> _WORK TO COMPLETE_: Transcribe the entries below exactly.
- - - - - - -
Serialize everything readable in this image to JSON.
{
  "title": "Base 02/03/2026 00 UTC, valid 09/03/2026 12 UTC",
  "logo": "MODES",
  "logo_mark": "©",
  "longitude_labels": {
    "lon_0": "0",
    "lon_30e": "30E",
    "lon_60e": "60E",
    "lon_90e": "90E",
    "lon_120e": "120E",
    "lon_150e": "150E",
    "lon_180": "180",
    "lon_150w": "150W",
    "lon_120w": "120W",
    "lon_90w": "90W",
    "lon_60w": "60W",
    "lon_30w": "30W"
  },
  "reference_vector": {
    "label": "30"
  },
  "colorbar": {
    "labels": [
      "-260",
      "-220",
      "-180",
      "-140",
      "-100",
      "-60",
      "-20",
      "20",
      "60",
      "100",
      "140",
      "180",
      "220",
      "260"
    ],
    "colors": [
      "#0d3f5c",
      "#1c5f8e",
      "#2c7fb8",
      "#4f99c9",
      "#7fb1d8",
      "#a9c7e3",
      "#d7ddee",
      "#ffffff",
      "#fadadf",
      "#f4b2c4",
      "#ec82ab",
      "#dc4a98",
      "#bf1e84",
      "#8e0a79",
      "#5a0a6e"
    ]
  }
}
- - - - - - -
> _EXERCISE ANSWER_:
Serialize everything readable in this image to JSON.
{
  "title": "Base 02/03/2026 00 UTC, valid 09/03/2026 12 UTC",
  "logo": "MODES",
  "logo_mark": "©",
  "longitude_labels": {
    "lon_0": "0",
    "lon_30e": "30E",
    "lon_60e": "60E",
    "lon_90e": "90E",
    "lon_120e": "120E",
    "lon_150e": "150E",
    "lon_180": "180",
    "lon_150w": "150W",
    "lon_120w": "120W",
    "lon_90w": "90W",
    "lon_60w": "60W",
    "lon_30w": "30W"
  },
  "reference_vector": {
    "label": "30"
  },
  "colorbar": {
    "labels": [
      "-260",
      "-220",
      "-180",
      "-140",
      "-100",
      "-60",
      "-20",
      "20",
      "60",
      "100",
      "140",
      "180",
      "220",
      "260"
    ],
    "colors": [
      "#0d3f5c",
      "#1c5f8e",
      "#2c7fb8",
      "#4f99c9",
      "#7fb1d8",
      "#a9c7e3",
      "#d7ddee",
      "#ffffff",
      "#fadadf",
      "#f4b2c4",
      "#ec82ab",
      "#dc4a98",
      "#bf1e84",
      "#8e0a79",
      "#5a0a6e"
    ]
  }
}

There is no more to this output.